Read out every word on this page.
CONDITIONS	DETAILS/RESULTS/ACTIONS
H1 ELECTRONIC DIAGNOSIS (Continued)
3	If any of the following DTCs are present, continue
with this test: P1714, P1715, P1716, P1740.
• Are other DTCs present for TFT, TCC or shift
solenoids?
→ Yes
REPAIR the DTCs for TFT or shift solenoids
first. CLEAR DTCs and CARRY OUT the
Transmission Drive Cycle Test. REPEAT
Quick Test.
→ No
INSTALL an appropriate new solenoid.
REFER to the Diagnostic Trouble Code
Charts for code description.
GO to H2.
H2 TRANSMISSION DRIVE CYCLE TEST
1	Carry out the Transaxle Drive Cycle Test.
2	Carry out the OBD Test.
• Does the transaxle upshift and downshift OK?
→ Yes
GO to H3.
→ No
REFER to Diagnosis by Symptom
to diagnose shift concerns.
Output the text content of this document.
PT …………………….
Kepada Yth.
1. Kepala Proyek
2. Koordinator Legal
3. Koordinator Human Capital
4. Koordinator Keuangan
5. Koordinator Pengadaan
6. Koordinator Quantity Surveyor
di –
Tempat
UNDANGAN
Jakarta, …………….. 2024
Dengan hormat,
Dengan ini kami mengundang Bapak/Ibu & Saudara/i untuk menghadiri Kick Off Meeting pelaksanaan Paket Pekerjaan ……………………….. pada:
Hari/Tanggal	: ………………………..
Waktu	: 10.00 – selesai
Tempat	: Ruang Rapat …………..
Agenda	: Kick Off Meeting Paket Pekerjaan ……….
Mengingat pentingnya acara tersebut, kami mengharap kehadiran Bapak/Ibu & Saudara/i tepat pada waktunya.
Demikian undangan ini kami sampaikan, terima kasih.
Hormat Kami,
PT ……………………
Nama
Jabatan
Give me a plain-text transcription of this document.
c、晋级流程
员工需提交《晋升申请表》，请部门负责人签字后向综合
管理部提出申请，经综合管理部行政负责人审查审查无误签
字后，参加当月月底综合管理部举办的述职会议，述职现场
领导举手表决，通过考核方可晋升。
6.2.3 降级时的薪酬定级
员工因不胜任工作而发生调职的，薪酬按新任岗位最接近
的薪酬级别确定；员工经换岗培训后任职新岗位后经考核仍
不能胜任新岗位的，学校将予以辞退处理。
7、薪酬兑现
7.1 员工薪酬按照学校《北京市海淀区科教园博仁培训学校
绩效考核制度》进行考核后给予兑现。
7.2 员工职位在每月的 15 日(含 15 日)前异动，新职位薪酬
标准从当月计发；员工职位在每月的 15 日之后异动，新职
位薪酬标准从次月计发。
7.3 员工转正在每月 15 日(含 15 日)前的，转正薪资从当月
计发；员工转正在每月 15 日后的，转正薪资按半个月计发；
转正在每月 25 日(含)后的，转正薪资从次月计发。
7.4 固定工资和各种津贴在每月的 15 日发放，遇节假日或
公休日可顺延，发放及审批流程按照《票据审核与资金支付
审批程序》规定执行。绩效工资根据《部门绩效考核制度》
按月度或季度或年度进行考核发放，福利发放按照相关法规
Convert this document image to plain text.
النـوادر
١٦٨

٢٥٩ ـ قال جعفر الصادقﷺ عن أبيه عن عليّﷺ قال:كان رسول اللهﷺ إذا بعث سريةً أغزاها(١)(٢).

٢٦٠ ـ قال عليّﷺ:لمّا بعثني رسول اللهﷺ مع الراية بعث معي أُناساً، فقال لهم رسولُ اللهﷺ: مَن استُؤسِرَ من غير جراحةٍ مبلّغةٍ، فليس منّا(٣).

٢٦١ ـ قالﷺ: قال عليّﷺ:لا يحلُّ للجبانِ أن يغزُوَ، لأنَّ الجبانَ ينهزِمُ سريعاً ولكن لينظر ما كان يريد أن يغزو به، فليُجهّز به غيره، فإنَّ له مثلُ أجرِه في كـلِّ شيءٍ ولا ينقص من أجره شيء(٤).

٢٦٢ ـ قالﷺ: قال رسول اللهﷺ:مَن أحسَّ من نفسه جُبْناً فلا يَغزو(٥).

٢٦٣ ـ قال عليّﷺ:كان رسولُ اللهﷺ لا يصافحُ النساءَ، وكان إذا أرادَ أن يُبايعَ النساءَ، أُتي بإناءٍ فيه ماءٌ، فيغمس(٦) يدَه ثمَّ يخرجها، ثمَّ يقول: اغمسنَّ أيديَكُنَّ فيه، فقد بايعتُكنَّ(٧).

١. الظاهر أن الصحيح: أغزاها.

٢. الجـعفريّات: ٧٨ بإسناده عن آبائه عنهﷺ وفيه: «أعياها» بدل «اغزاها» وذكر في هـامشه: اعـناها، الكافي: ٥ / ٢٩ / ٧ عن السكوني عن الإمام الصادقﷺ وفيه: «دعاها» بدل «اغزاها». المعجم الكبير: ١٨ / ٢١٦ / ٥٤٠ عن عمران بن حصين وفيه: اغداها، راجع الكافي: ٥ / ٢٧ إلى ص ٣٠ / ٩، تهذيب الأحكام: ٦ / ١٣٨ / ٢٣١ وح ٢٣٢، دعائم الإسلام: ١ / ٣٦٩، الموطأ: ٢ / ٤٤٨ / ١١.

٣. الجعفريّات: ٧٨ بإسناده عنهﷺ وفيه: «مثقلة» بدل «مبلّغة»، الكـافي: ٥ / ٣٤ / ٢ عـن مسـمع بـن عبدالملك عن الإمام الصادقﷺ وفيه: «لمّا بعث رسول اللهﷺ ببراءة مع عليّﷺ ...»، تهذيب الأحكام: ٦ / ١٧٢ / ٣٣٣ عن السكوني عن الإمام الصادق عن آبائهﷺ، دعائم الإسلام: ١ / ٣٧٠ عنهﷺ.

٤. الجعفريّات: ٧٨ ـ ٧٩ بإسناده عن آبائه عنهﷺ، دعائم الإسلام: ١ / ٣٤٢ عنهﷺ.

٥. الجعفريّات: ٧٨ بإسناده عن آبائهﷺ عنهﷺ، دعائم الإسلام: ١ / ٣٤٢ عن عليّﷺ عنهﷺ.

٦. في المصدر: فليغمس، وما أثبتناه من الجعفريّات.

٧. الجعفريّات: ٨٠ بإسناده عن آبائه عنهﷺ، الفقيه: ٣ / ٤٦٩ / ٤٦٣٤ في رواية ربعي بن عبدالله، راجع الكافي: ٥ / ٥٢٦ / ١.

----------

What you have to do —
Exactly reproduce every line of the records.

Response to this task —
Read out every word on this page.
CONDITIONS	DETAILS/RESULTS/ACTIONS
H1 ELECTRONIC DIAGNOSIS (Continued)
3	If any of the following DTCs are present, continue
with this test: P1714, P1715, P1716, P1740.
• Are other DTCs present for TFT, TCC or shift
solenoids?
→ Yes
REPAIR the DTCs for TFT or shift solenoids
first. CLEAR DTCs and CARRY OUT the
Transmission Drive Cycle Test. REPEAT
Quick Test.
→ No
INSTALL an appropriate new solenoid.
REFER to the Diagnostic Trouble Code
Charts for code description.
GO to H2.
H2 TRANSMISSION DRIVE CYCLE TEST
1	Carry out the Transaxle Drive Cycle Test.
2	Carry out the OBD Test.
• Does the transaxle upshift and downshift OK?
→ Yes
GO to H3.
→ No
REFER to Diagnosis by Symptom
to diagnose shift concerns.
Output the text content of this document.
PT …………………….
Kepada Yth.
1. Kepala Proyek
2. Koordinator Legal
3. Koordinator Human Capital
4. Koordinator Keuangan
5. Koordinator Pengadaan
6. Koordinator Quantity Surveyor
di –
Tempat
UNDANGAN
Jakarta, …………….. 2024
Dengan hormat,
Dengan ini kami mengundang Bapak/Ibu & Saudara/i untuk menghadiri Kick Off Meeting pelaksanaan Paket Pekerjaan ……………………….. pada:
Hari/Tanggal	: ………………………..
Waktu	: 10.00 – selesai
Tempat	: Ruang Rapat …………..
Agenda	: Kick Off Meeting Paket Pekerjaan ……….
Mengingat pentingnya acara tersebut, kami mengharap kehadiran Bapak/Ibu & Saudara/i tepat pada waktunya.
Demikian undangan ini kami sampaikan, terima kasih.
Hormat Kami,
PT ……………………
Nama
Jabatan
Give me a plain-text transcription of this document.
c、晋级流程
员工需提交《晋升申请表》，请部门负责人签字后向综合
管理部提出申请，经综合管理部行政负责人审查审查无误签
字后，参加当月月底综合管理部举办的述职会议，述职现场
领导举手表决，通过考核方可晋升。
6.2.3 降级时的薪酬定级
员工因不胜任工作而发生调职的，薪酬按新任岗位最接近
的薪酬级别确定；员工经换岗培训后任职新岗位后经考核仍
不能胜任新岗位的，学校将予以辞退处理。
7、薪酬兑现
7.1 员工薪酬按照学校《北京市海淀区科教园博仁培训学校
绩效考核制度》进行考核后给予兑现。
7.2 员工职位在每月的 15 日(含 15 日)前异动，新职位薪酬
标准从当月计发；员工职位在每月的 15 日之后异动，新职
位薪酬标准从次月计发。
7.3 员工转正在每月 15 日(含 15 日)前的，转正薪资从当月
计发；员工转正在每月 15 日后的，转正薪资按半个月计发；
转正在每月 25 日(含)后的，转正薪资从次月计发。
7.4 固定工资和各种津贴在每月的 15 日发放，遇节假日或
公休日可顺延，发放及审批流程按照《票据审核与资金支付
审批程序》规定执行。绩效工资根据《部门绩效考核制度》
按月度或季度或年度进行考核发放，福利发放按照相关法规
Convert this document image to plain text.
النـوادر
١٦٨

٢٥٩ ـ قال جعفر الصادقﷺ عن أبيه عن عليّﷺ قال:كان رسول اللهﷺ إذا بعث سريةً أغزاها(١)(٢).

٢٦٠ ـ قال عليّﷺ:لمّا بعثني رسول اللهﷺ مع الراية بعث معي أُناساً، فقال لهم رسولُ اللهﷺ: مَن استُؤسِرَ من غير جراحةٍ مبلّغةٍ، فليس منّا(٣).

٢٦١ ـ قالﷺ: قال عليّﷺ:لا يحلُّ للجبانِ أن يغزُوَ، لأنَّ الجبانَ ينهزِمُ سريعاً ولكن لينظر ما كان يريد أن يغزو به، فليُجهّز به غيره، فإنَّ له مثلُ أجرِه في كـلِّ شيءٍ ولا ينقص من أجره شيء(٤).

٢٦٢ ـ قالﷺ: قال رسول اللهﷺ:مَن أحسَّ من نفسه جُبْناً فلا يَغزو(٥).

٢٦٣ ـ قال عليّﷺ:كان رسولُ اللهﷺ لا يصافحُ النساءَ، وكان إذا أرادَ أن يُبايعَ النساءَ، أُتي بإناءٍ فيه ماءٌ، فيغمس(٦) يدَه ثمَّ يخرجها، ثمَّ يقول: اغمسنَّ أيديَكُنَّ فيه، فقد بايعتُكنَّ(٧).

١. الظاهر أن الصحيح: أغزاها.

٢. الجـعفريّات: ٧٨ بإسناده عن آبائه عنهﷺ وفيه: «أعياها» بدل «اغزاها» وذكر في هـامشه: اعـناها، الكافي: ٥ / ٢٩ / ٧ عن السكوني عن الإمام الصادقﷺ وفيه: «دعاها» بدل «اغزاها». المعجم الكبير: ١٨ / ٢١٦ / ٥٤٠ عن عمران بن حصين وفيه: اغداها، راجع الكافي: ٥ / ٢٧ إلى ص ٣٠ / ٩، تهذيب الأحكام: ٦ / ١٣٨ / ٢٣١ وح ٢٣٢، دعائم الإسلام: ١ / ٣٦٩، الموطأ: ٢ / ٤٤٨ / ١١.

٣. الجعفريّات: ٧٨ بإسناده عنهﷺ وفيه: «مثقلة» بدل «مبلّغة»، الكـافي: ٥ / ٣٤ / ٢ عـن مسـمع بـن عبدالملك عن الإمام الصادقﷺ وفيه: «لمّا بعث رسول اللهﷺ ببراءة مع عليّﷺ ...»، تهذيب الأحكام: ٦ / ١٧٢ / ٣٣٣ عن السكوني عن الإمام الصادق عن آبائهﷺ، دعائم الإسلام: ١ / ٣٧٠ عنهﷺ.

٤. الجعفريّات: ٧٨ ـ ٧٩ بإسناده عن آبائه عنهﷺ، دعائم الإسلام: ١ / ٣٤٢ عنهﷺ.

٥. الجعفريّات: ٧٨ بإسناده عن آبائهﷺ عنهﷺ، دعائم الإسلام: ١ / ٣٤٢ عن عليّﷺ عنهﷺ.

٦. في المصدر: فليغمس، وما أثبتناه من الجعفريّات.

٧. الجعفريّات: ٨٠ بإسناده عن آبائه عنهﷺ، الفقيه: ٣ / ٤٦٩ / ٤٦٣٤ في رواية ربعي بن عبدالله، راجع الكافي: ٥ / ٥٢٦ / ١.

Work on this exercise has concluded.